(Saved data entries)
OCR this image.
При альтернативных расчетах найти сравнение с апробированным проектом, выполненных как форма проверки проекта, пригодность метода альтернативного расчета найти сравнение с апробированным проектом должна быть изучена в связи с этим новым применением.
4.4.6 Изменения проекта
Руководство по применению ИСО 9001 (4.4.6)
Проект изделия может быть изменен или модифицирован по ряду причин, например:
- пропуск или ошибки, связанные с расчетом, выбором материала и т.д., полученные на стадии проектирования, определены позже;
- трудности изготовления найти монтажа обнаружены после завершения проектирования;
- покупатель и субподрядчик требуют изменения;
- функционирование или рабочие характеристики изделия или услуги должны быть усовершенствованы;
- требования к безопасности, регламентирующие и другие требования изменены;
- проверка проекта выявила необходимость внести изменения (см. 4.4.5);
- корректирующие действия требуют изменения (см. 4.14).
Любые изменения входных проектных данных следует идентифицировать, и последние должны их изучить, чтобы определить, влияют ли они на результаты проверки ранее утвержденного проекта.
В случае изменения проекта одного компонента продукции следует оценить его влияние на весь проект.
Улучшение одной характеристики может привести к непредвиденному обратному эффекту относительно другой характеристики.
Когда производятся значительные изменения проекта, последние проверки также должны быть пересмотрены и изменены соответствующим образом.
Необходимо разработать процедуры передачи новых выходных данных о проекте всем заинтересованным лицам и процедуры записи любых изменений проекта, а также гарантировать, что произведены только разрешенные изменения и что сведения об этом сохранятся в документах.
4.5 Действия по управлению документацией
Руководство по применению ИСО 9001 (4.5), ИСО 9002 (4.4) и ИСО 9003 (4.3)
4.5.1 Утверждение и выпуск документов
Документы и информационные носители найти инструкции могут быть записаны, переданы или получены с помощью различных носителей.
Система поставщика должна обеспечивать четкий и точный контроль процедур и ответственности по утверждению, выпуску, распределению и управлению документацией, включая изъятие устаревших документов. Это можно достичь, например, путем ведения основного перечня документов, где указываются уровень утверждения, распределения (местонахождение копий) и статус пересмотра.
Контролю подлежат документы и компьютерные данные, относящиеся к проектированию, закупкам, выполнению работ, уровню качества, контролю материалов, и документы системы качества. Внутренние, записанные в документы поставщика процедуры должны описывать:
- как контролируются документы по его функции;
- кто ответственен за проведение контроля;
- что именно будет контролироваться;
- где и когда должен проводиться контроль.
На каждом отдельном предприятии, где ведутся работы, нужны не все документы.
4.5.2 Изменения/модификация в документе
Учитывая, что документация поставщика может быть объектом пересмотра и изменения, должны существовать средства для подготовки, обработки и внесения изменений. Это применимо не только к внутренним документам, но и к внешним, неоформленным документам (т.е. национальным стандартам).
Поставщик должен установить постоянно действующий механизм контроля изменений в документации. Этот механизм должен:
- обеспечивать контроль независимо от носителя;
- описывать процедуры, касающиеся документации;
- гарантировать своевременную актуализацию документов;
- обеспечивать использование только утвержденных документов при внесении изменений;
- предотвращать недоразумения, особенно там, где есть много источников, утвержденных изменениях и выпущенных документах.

— Exercise task —
Your task is to output the full set of records exactly as presented.

— Exercise solution —
OCR this image.
При альтернативных расчетах найти сравнение с апробированным проектом, выполненных как форма проверки проекта, пригодность метода альтернативного расчета найти сравнение с апробированным проектом должна быть изучена в связи с этим новым применением.
4.4.6 Изменения проекта
Руководство по применению ИСО 9001 (4.4.6)
Проект изделия может быть изменен или модифицирован по ряду причин, например:
- пропуск или ошибки, связанные с расчетом, выбором материала и т.д., полученные на стадии проектирования, определены позже;
- трудности изготовления найти монтажа обнаружены после завершения проектирования;
- покупатель и субподрядчик требуют изменения;
- функционирование или рабочие характеристики изделия или услуги должны быть усовершенствованы;
- требования к безопасности, регламентирующие и другие требования изменены;
- проверка проекта выявила необходимость внести изменения (см. 4.4.5);
- корректирующие действия требуют изменения (см. 4.14).
Любые изменения входных проектных данных следует идентифицировать, и последние должны их изучить, чтобы определить, влияют ли они на результаты проверки ранее утвержденного проекта.
В случае изменения проекта одного компонента продукции следует оценить его влияние на весь проект.
Улучшение одной характеристики может привести к непредвиденному обратному эффекту относительно другой характеристики.
Когда производятся значительные изменения проекта, последние проверки также должны быть пересмотрены и изменены соответствующим образом.
Необходимо разработать процедуры передачи новых выходных данных о проекте всем заинтересованным лицам и процедуры записи любых изменений проекта, а также гарантировать, что произведены только разрешенные изменения и что сведения об этом сохранятся в документах.
4.5 Действия по управлению документацией
Руководство по применению ИСО 9001 (4.5), ИСО 9002 (4.4) и ИСО 9003 (4.3)
4.5.1 Утверждение и выпуск документов
Документы и информационные носители найти инструкции могут быть записаны, переданы или получены с помощью различных носителей.
Система поставщика должна обеспечивать четкий и точный контроль процедур и ответственности по утверждению, выпуску, распределению и управлению документацией, включая изъятие устаревших документов. Это можно достичь, например, путем ведения основного перечня документов, где указываются уровень утверждения, распределения (местонахождение копий) и статус пересмотра.
Контролю подлежат документы и компьютерные данные, относящиеся к проектированию, закупкам, выполнению работ, уровню качества, контролю материалов, и документы системы качества. Внутренние, записанные в документы поставщика процедуры должны описывать:
- как контролируются документы по его функции;
- кто ответственен за проведение контроля;
- что именно будет контролироваться;
- где и когда должен проводиться контроль.
На каждом отдельном предприятии, где ведутся работы, нужны не все документы.
4.5.2 Изменения/модификация в документе
Учитывая, что документация поставщика может быть объектом пересмотра и изменения, должны существовать средства для подготовки, обработки и внесения изменений. Это применимо не только к внутренним документам, но и к внешним, неоформленным документам (т.е. национальным стандартам).
Поставщик должен установить постоянно действующий механизм контроля изменений в документации. Этот механизм должен:
- обеспечивать контроль независимо от носителя;
- описывать процедуры, касающиеся документации;
- гарантировать своевременную актуализацию документов;
- обеспечивать использование только утвержденных документов при внесении изменений;
- предотвращать недоразумения, особенно там, где есть много источников, утвержденных изменениях и выпущенных документах.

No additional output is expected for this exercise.